- Goal
Note how many lines contain "Начало" and give that number, with nothing else.

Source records
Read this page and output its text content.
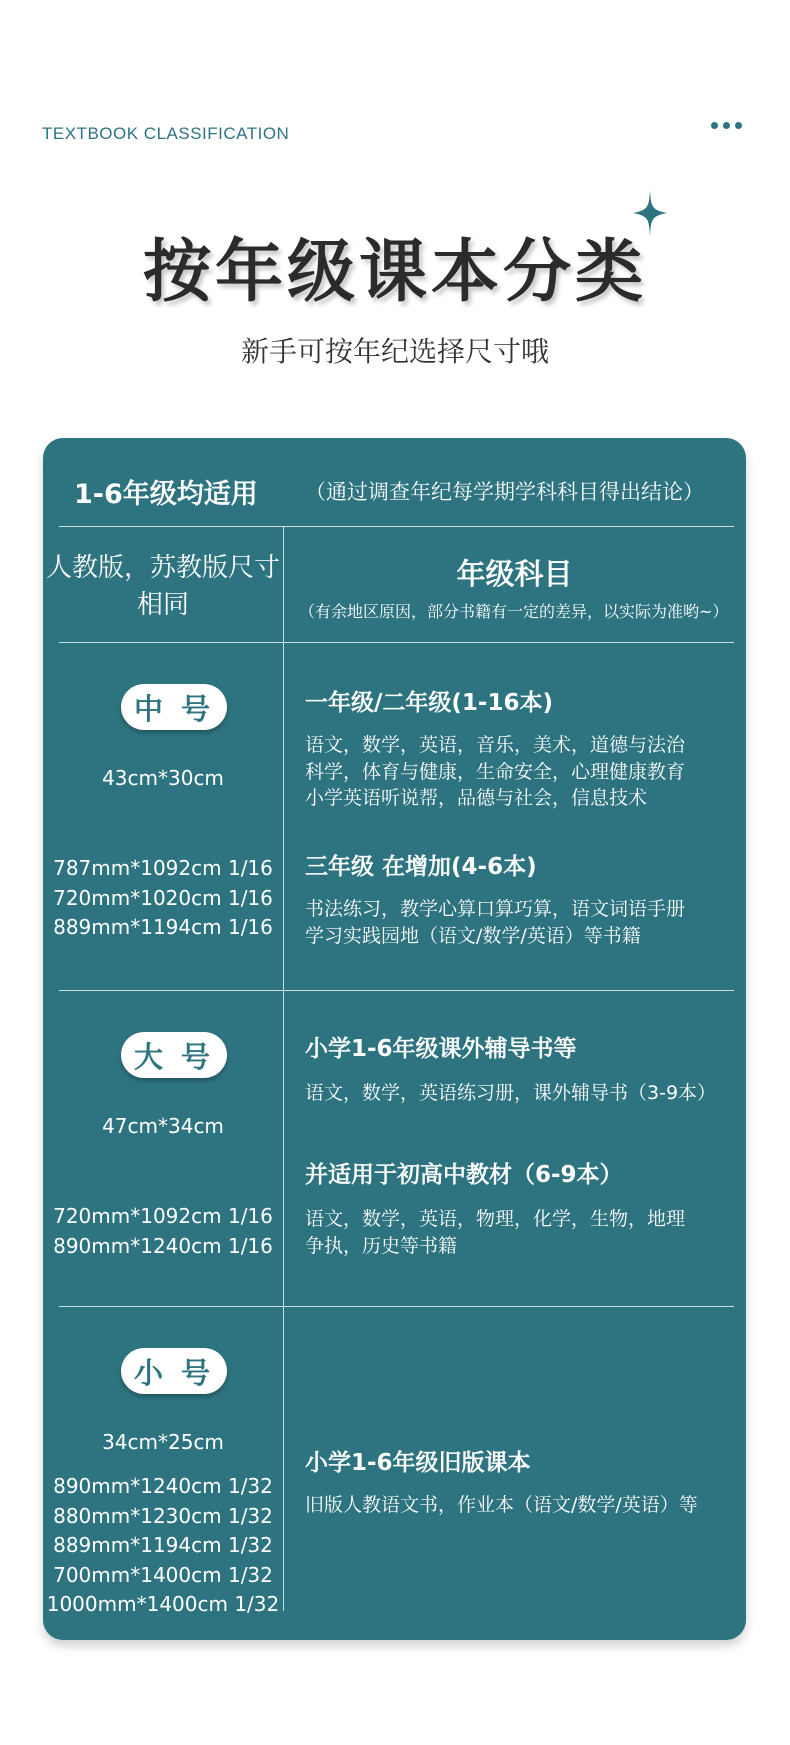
TEXTBOOK CLASSIFICATION
按年级课本分类
新手可按年纪选择尺寸哦
1-6年级均适用 （通过调查年纪每学期学科科目得出结论）
人教版，苏教版尺寸相同
年级科目
（有余地区原因，部分书籍有一定的差异，以实际为准哟~）
中 号
43cm*30cm
787mm*1092cm 1/16
720mm*1020cm 1/16
889mm*1194cm 1/16
一年级/二年级(1-16本)
语文，数学，英语，音乐，美术，道德与法治
科学，体育与健康，生命安全，心理健康教育
小学英语听说帮，品德与社会，信息技术
三年级 在增加(4-6本)
书法练习，教学心算口算巧算，语文词语手册
学习实践园地（语文/数学/英语）等书籍
大 号
47cm*34cm
720mm*1092cm 1/16
890mm*1240cm 1/16
小学1-6年级课外辅导书等
语文，数学，英语练习册，课外辅导书（3-9本）
并适用于初高中教材（6-9本）
语文，数学，英语，物理，化学，生物，地理
争执，历史等书籍
小 号
34cm*25cm
890mm*1240cm 1/32
880mm*1230cm 1/32
889mm*1194cm 1/32
700mm*1400cm 1/32
1000mm*1400cm 1/32
小学1-6年级旧版课本
旧版人教语文书，作业本（语文/数学/英语）等
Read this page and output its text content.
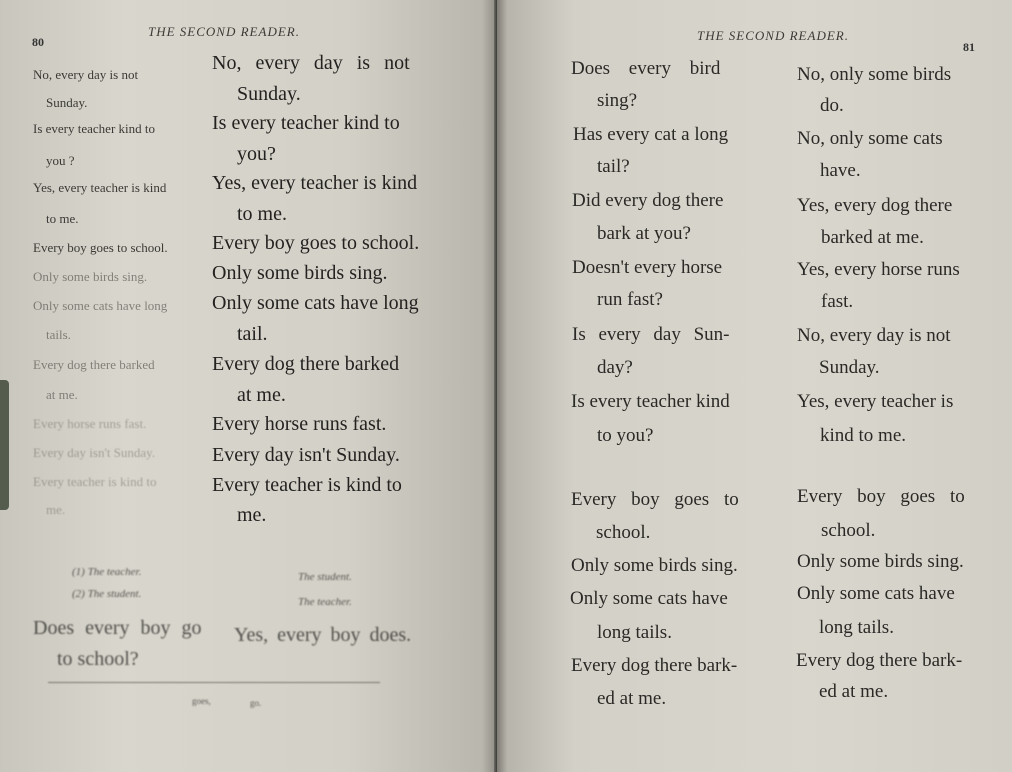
80
THE SECOND READER.
No, every day is not
Sunday.
Is every teacher kind to
you ?
Yes, every teacher is kind
to me.
Every boy goes to school.
Only some birds sing.
Only some cats have long
tails.
Every dog there barked
at me.
Every horse runs fast.
Every day isn't Sunday.
Every teacher is kind to
me.
No, every day is not
Sunday.
Is every teacher kind to
you?
Yes, every teacher is kind
to me.
Every boy goes to school.
Only some birds sing.
Only some cats have long
tail.
Every dog there barked
at me.
Every horse runs fast.
Every day isn't Sunday.
Every teacher is kind to
me.
(1) The teacher.
(2) The student.
The student.
The teacher.
Does every boy go
to school?
Yes, every boy does.
goes,	go.
THE SECOND READER.
81
Does every bird
sing?
Has every cat a long
tail?
Did every dog there
bark at you?
Doesn't every horse
run fast?
Is every day Sun-
day?
Is every teacher kind
to you?
Every boy goes to
school.
Only some birds sing.
Only some cats have
long tails.
Every dog there bark-
ed at me.
No, only some birds
do.
No, only some cats
have.
Yes, every dog there
barked at me.
Yes, every horse runs
fast.
No, every day is not
Sunday.
Yes, every teacher is
kind to me.
Every boy goes to
school.
Only some birds sing.
Only some cats have
long tails.
Every dog there bark-
ed at me.
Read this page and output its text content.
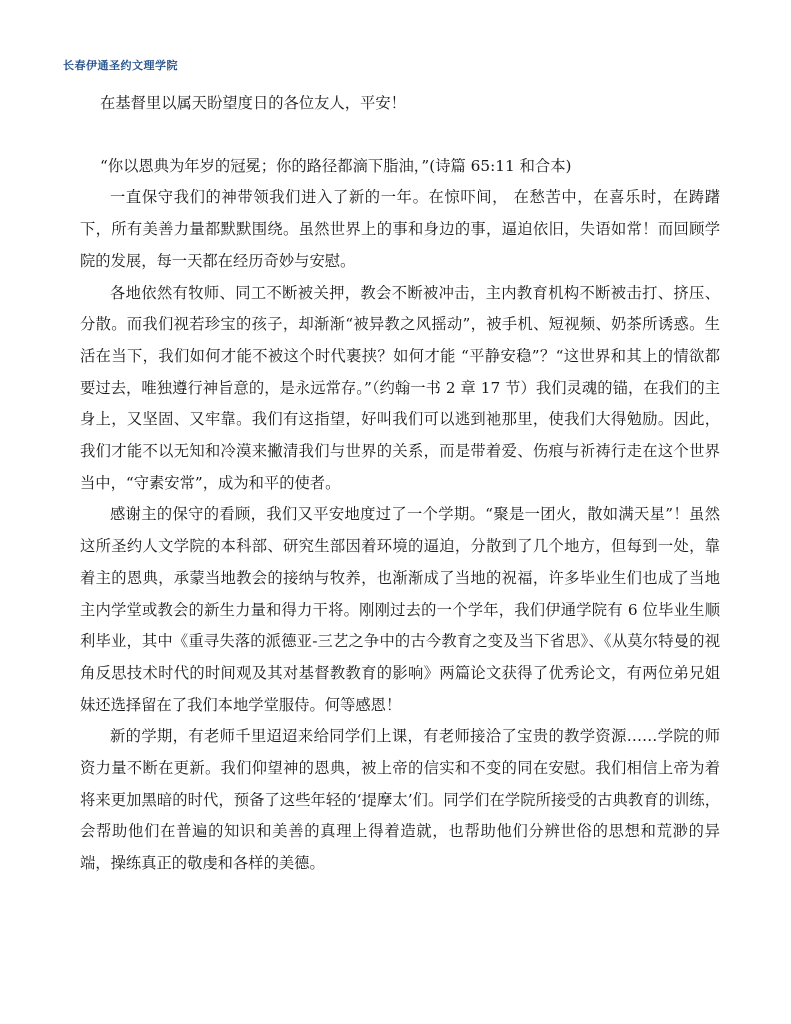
长春伊通圣约文理学院

在基督里以属天盼望度日的各位友人，平安！

“你以恩典为年岁的冠冕；你的路径都滴下脂油，”(诗篇 65:11 和合本)

一直保守我们的神带领我们进入了新的一年。在惊吓间， 在愁苦中，在喜乐时，在踌躇下，所有美善力量都默默围绕。虽然世界上的事和身边的事，逼迫依旧，失语如常！而回顾学院的发展，每一天都在经历奇妙与安慰。

各地依然有牧师、同工不断被关押，教会不断被冲击，主内教育机构不断被击打、挤压、分散。而我们视若珍宝的孩子，却渐渐“被异教之风摇动”，被手机、短视频、奶茶所诱惑。生活在当下，我们如何才能不被这个时代裹挟？如何才能 “平静安稳”？“这世界和其上的情欲都要过去，唯独遵行神旨意的，是永远常存。”（约翰一书 2 章 17 节）我们灵魂的锚，在我们的主身上，又坚固、又牢靠。我们有这指望，好叫我们可以逃到祂那里，使我们大得勉励。因此，我们才能不以无知和冷漠来撇清我们与世界的关系，而是带着爱、伤痕与祈祷行走在这个世界当中，“守素安常”，成为和平的使者。

感谢主的保守的看顾，我们又平安地度过了一个学期。“聚是一团火，散如满天星”！虽然这所圣约人文学院的本科部、研究生部因着环境的逼迫，分散到了几个地方，但每到一处，靠着主的恩典，承蒙当地教会的接纳与牧养，也渐渐成了当地的祝福，许多毕业生们也成了当地主内学堂或教会的新生力量和得力干将。刚刚过去的一个学年，我们伊通学院有 6 位毕业生顺利毕业，其中《重寻失落的派德亚-三艺之争中的古今教育之变及当下省思》、《从莫尔特曼的视角反思技术时代的时间观及其对基督教教育的影响》两篇论文获得了优秀论文，有两位弟兄姐妹还选择留在了我们本地学堂服侍。何等感恩！

新的学期，有老师千里迢迢来给同学们上课，有老师接洽了宝贵的教学资源……学院的师资力量不断在更新。我们仰望神的恩典，被上帝的信实和不变的同在安慰。我们相信上帝为着将来更加黑暗的时代，预备了这些年轻的‘提摩太’们。同学们在学院所接受的古典教育的训练，会帮助他们在普遍的知识和美善的真理上得着造就，也帮助他们分辨世俗的思想和荒渺的异端，操练真正的敬虔和各样的美德。
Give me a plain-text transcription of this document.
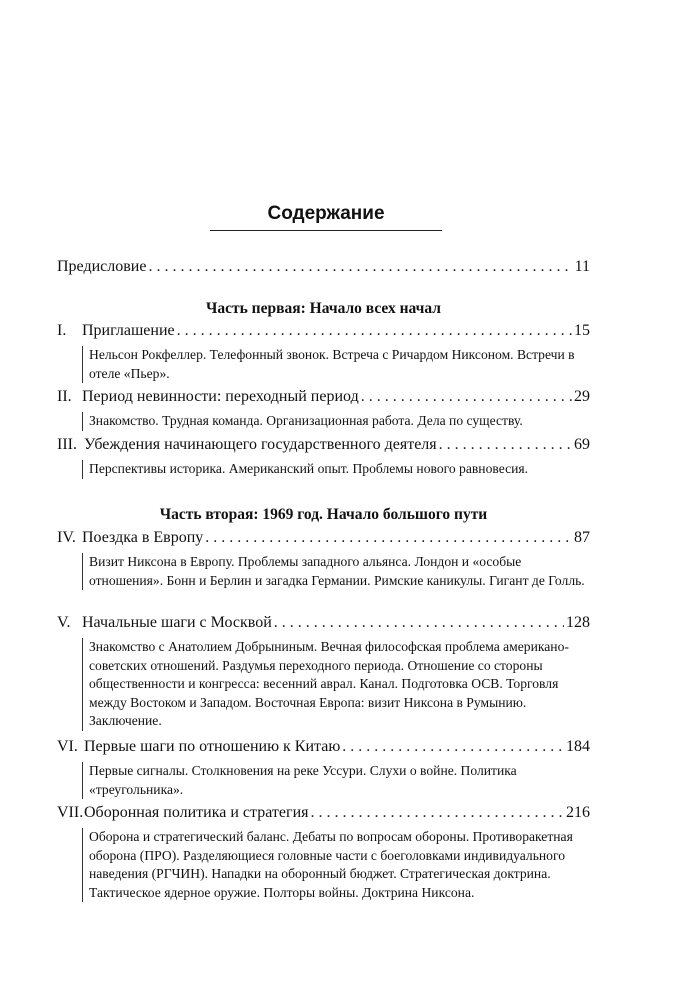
Содержание
Предисловие . . .	11
Часть первая: Начало всех начал
I. Приглашение . . .	15
Нельсон Рокфеллер. Телефонный звонок. Встреча с Ричардом Никсоном. Встречи в отеле «Пьер».
II. Период невинности: переходный период . . .	29
Знакомство. Трудная команда. Организационная работа. Дела по существу.
III. Убеждения начинающего государственного деятеля . . .	69
Перспективы историка. Американский опыт. Проблемы нового равновесия.
Часть вторая: 1969 год. Начало большого пути
IV. Поездка в Европу . . .	87
Визит Никсона в Европу. Проблемы западного альянса. Лондон и «особые отношения». Бонн и Берлин и загадка Германии. Римские каникулы. Гигант де Голль.
V. Начальные шаги с Москвой . . .	128
Знакомство с Анатолием Добрыниным. Вечная философская проблема американо-советских отношений. Раздумья переходного периода. Отношение со стороны общественности и конгресса: весенний аврал. Канал. Подготовка ОСВ. Торговля между Востоком и Западом. Восточная Европа: визит Никсона в Румынию. Заключение.
VI. Первые шаги по отношению к Китаю . . .	184
Первые сигналы. Столкновения на реке Уссури. Слухи о войне. Политика «треугольника».
VII. Оборонная политика и стратегия . . .	216
Оборона и стратегический баланс. Дебаты по вопросам обороны. Противоракетная оборона (ПРО). Разделяющиеся головные части с боеголовками индивидуального наведения (РГЧИН). Нападки на оборонный бюджет. Стратегическая доктрина. Тактическое ядерное оружие. Полторы войны. Доктрина Никсона.
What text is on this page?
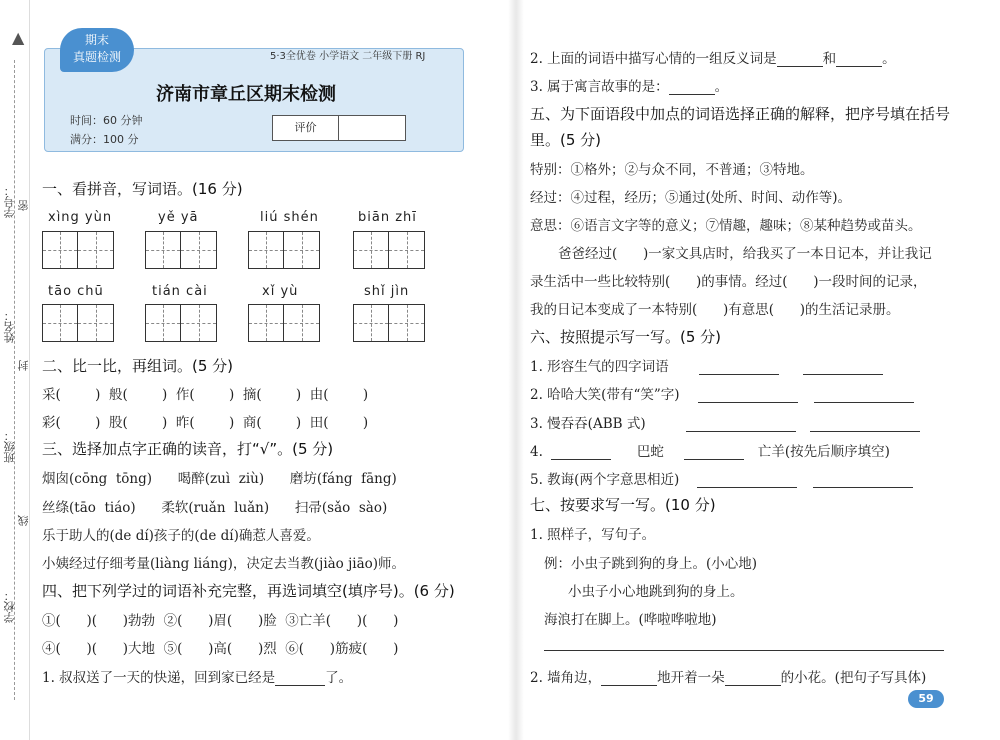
▲
学号：
姓名：
班级：
学校：
密
封
线
期末
真题检测	5·3全优卷 小学语文 二年级下册 RJ
济南市章丘区期末检测
时间：60 分钟
满分：100 分
评价
一、看拼音，写词语。(16 分)
xìng yùn	yě yā	liú shén	biān zhī
tāo chū	tián cài	xǐ yù	shǐ jìn
二、比一比，再组词。(5 分)
采(        )  般(        )  作(        )  摘(        )  由(        )
彩(        )  股(        )  昨(        )  商(        )  田(        )
三、选择加点字正确的读音，打“√”。(5 分)
烟囱(cōng  tōng)      喝醉(zuì  ziù)      磨坊(fáng  fāng)
丝绦(tāo  tiáo)      柔软(ruǎn  luǎn)      扫帚(sǎo  sào)
乐于助人的(de dí)孩子的(de dí)确惹人喜爱。
小姨经过仔细考量(liàng liáng)，决定去当教(jiào jiāo)师。
四、把下列学过的词语补充完整，再选词填空(填序号)。(6 分)
①(      )(      )勃勃  ②(      )眉(      )脸  ③亡羊(      )(      )
④(      )(      )大地  ⑤(      )高(      )烈  ⑥(      )筋疲(      )
1. 叔叔送了一天的快递，回到家已经是	了。
2. 上面的词语中描写心情的一组反义词是	和	。
3. 属于寓言故事的是：	。
五、为下面语段中加点的词语选择正确的解释，把序号填在括号里。(5 分)
特别：①格外；②与众不同，不普通；③特地。
经过：④过程，经历；⑤通过(处所、时间、动作等)。
意思：⑥语言文字等的意义；⑦情趣，趣味；⑧某种趋势或苗头。
爸爸经过(      )一家文具店时，给我买了一本日记本，并让我记
录生活中一些比较特别(      )的事情。经过(      )一段时间的记录，
我的日记本变成了一本特别(      )有意思(      )的生活记录册。
六、按照提示写一写。(5 分)
1. 形容生气的四字词语
2. 哈哈大笑(带有“笑”字)
3. 慢吞吞(ABB 式)
4.	巴蛇	亡羊(按先后顺序填空)
5. 教诲(两个字意思相近)
七、按要求写一写。(10 分)
1. 照样子，写句子。
例：小虫子跳到狗的身上。(小心地)
小虫子小心地跳到狗的身上。
海浪打在脚上。(哗啦哗啦地)
2. 墙角边，	地开着一朵	的小花。(把句子写具体)
59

- In response
2